### DATA UNDER STUDY

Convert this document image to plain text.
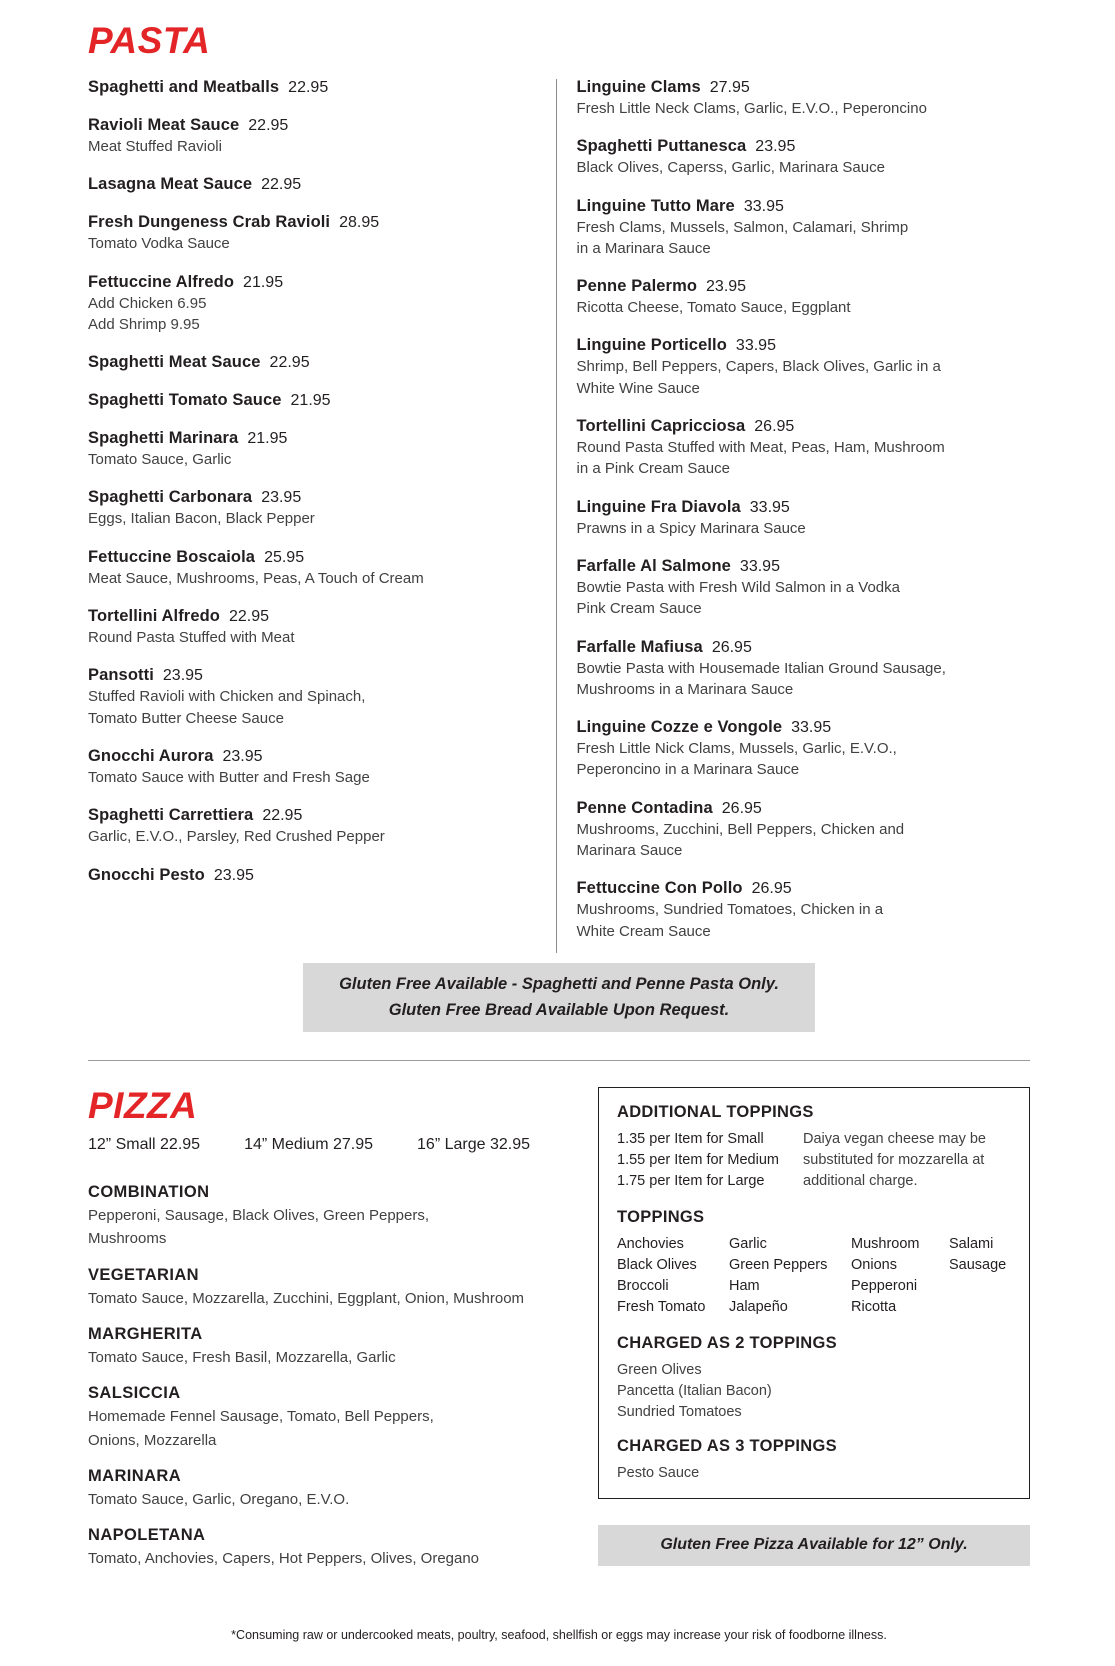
PASTA
Spaghetti and Meatballs 22.95
Ravioli Meat Sauce 22.95
Meat Stuffed Ravioli
Lasagna Meat Sauce 22.95
Fresh Dungeness Crab Ravioli 28.95
Tomato Vodka Sauce
Fettuccine Alfredo 21.95
Add Chicken 6.95
Add Shrimp 9.95
Spaghetti Meat Sauce 22.95
Spaghetti Tomato Sauce 21.95
Spaghetti Marinara 21.95
Tomato Sauce, Garlic
Spaghetti Carbonara 23.95
Eggs, Italian Bacon, Black Pepper
Fettuccine Boscaiola 25.95
Meat Sauce, Mushrooms, Peas, A Touch of Cream
Tortellini Alfredo 22.95
Round Pasta Stuffed with Meat
Pansotti 23.95
Stuffed Ravioli with Chicken and Spinach,
Tomato Butter Cheese Sauce
Gnocchi Aurora 23.95
Tomato Sauce with Butter and Fresh Sage
Spaghetti Carrettiera 22.95
Garlic, E.V.O., Parsley, Red Crushed Pepper
Gnocchi Pesto 23.95
Linguine Clams 27.95
Fresh Little Neck Clams, Garlic, E.V.O., Peperoncino
Spaghetti Puttanesca 23.95
Black Olives, Caperss, Garlic, Marinara Sauce
Linguine Tutto Mare 33.95
Fresh Clams, Mussels, Salmon, Calamari, Shrimp
in a Marinara Sauce
Penne Palermo 23.95
Ricotta Cheese, Tomato Sauce, Eggplant
Linguine Porticello 33.95
Shrimp, Bell Peppers, Capers, Black Olives, Garlic in a
White Wine Sauce
Tortellini Capricciosa 26.95
Round Pasta Stuffed with Meat, Peas, Ham, Mushroom
in a Pink Cream Sauce
Linguine Fra Diavola 33.95
Prawns in a Spicy Marinara Sauce
Farfalle Al Salmone 33.95
Bowtie Pasta with Fresh Wild Salmon in a Vodka
Pink Cream Sauce
Farfalle Mafiusa 26.95
Bowtie Pasta with Housemade Italian Ground Sausage,
Mushrooms in a Marinara Sauce
Linguine Cozze e Vongole 33.95
Fresh Little Nick Clams, Mussels, Garlic, E.V.O.,
Peperoncino in a Marinara Sauce
Penne Contadina 26.95
Mushrooms, Zucchini, Bell Peppers, Chicken and
Marinara Sauce
Fettuccine Con Pollo 26.95
Mushrooms, Sundried Tomatoes, Chicken in a
White Cream Sauce
Gluten Free Available - Spaghetti and Penne Pasta Only.
Gluten Free Bread Available Upon Request.
PIZZA
12” Small 22.95	14” Medium 27.95	16” Large 32.95
COMBINATION
Pepperoni, Sausage, Black Olives, Green Peppers,
Mushrooms
VEGETARIAN
Tomato Sauce, Mozzarella, Zucchini, Eggplant, Onion, Mushroom
MARGHERITA
Tomato Sauce, Fresh Basil, Mozzarella, Garlic
SALSICCIA
Homemade Fennel Sausage, Tomato, Bell Peppers,
Onions, Mozzarella
MARINARA
Tomato Sauce, Garlic, Oregano, E.V.O.
NAPOLETANA
Tomato, Anchovies, Capers, Hot Peppers, Olives, Oregano
ADDITIONAL TOPPINGS
1.35 per Item for Small
1.55 per Item for Medium
1.75 per Item for Large
Daiya vegan cheese may be substituted for mozzarella at additional charge.
TOPPINGS
Anchovies
Black Olives
Broccoli
Fresh Tomato
Garlic
Green Peppers
Ham
Jalapeño
Mushroom
Onions
Pepperoni
Ricotta
Salami
Sausage
CHARGED AS 2 TOPPINGS
Green Olives
Pancetta (Italian Bacon)
Sundried Tomatoes
CHARGED AS 3 TOPPINGS
Pesto Sauce
Gluten Free Pizza Available for 12” Only.
*Consuming raw or undercooked meats, poultry, seafood, shellfish or eggs may increase your risk of foodborne illness.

######

- **HOW TO COMPLETE THIS TASK**: Every line above with the word "Gnocchi" is to be copied out.

- **RESPONSE TO THIS TASK**:
Gnocchi Aurora 23.95
Gnocchi Pesto 23.95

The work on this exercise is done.